■ **Given task**
Return all entries precisely as they stand, without the images.

Data records

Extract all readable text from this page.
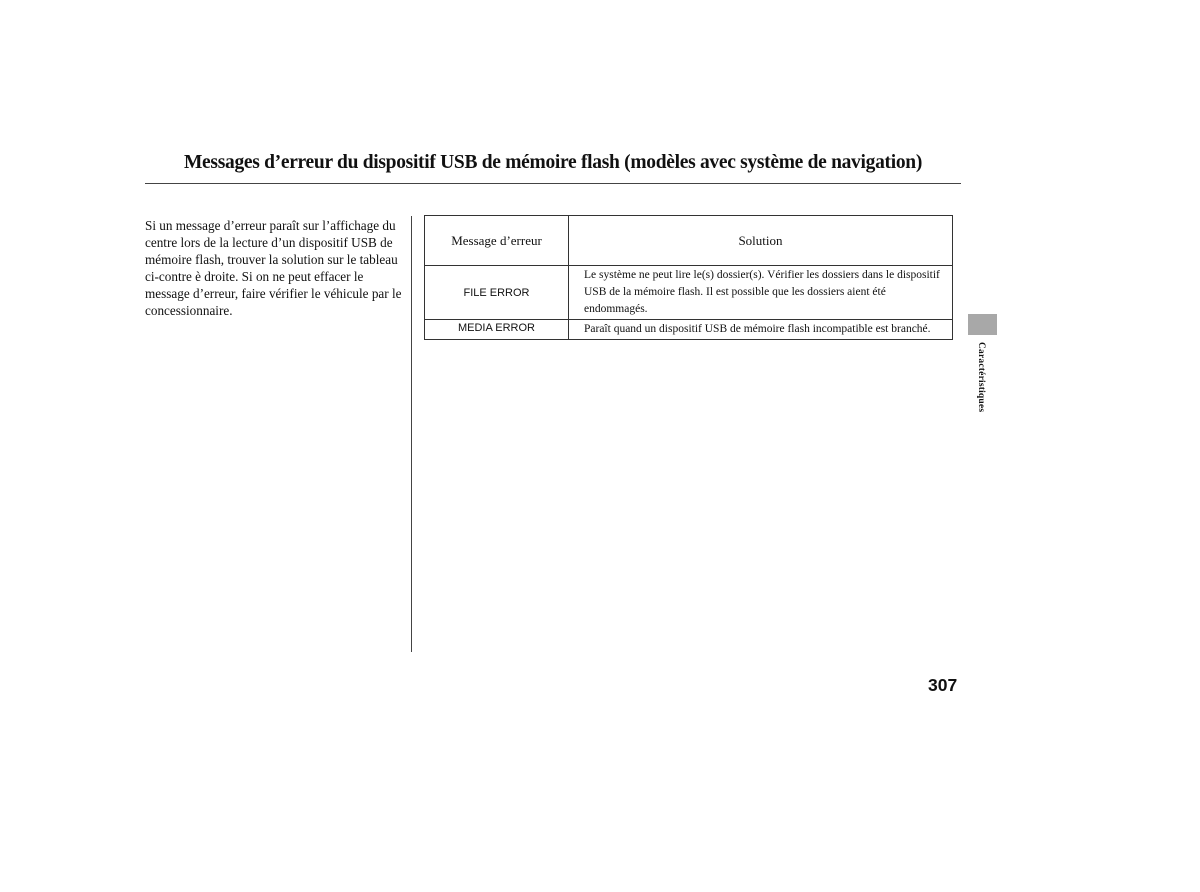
Messages d’erreur du dispositif USB de mémoire flash (modèles avec système de navigation)

Si un message d’erreur paraît sur l’affichage du centre lors de la lecture d’un dispositif USB de mémoire flash, trouver la solution sur le tableau ci-contre è droite. Si on ne peut effacer le message d’erreur, faire vérifier le véhicule par le concessionnaire.

Message d’erreur	Solution
FILE ERROR	Le système ne peut lire le(s) dossier(s). Vérifier les dossiers dans le dispositif USB de la mémoire flash. Il est possible que les dossiers aient été endommagés.
MEDIA ERROR	Paraît quand un dispositif USB de mémoire flash incompatible est branché.
Caractéristiques
307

■ **Expected answer**
Extract all readable text from this page.
Messages d’erreur du dispositif USB de mémoire flash (modèles avec système de navigation)

Si un message d’erreur paraît sur l’affichage du centre lors de la lecture d’un dispositif USB de mémoire flash, trouver la solution sur le tableau ci-contre è droite. Si on ne peut effacer le message d’erreur, faire vérifier le véhicule par le concessionnaire.

Message d’erreur	Solution
FILE ERROR	Le système ne peut lire le(s) dossier(s). Vérifier les dossiers dans le dispositif USB de la mémoire flash. Il est possible que les dossiers aient été endommagés.
MEDIA ERROR	Paraît quand un dispositif USB de mémoire flash incompatible est branché.
Caractéristiques
307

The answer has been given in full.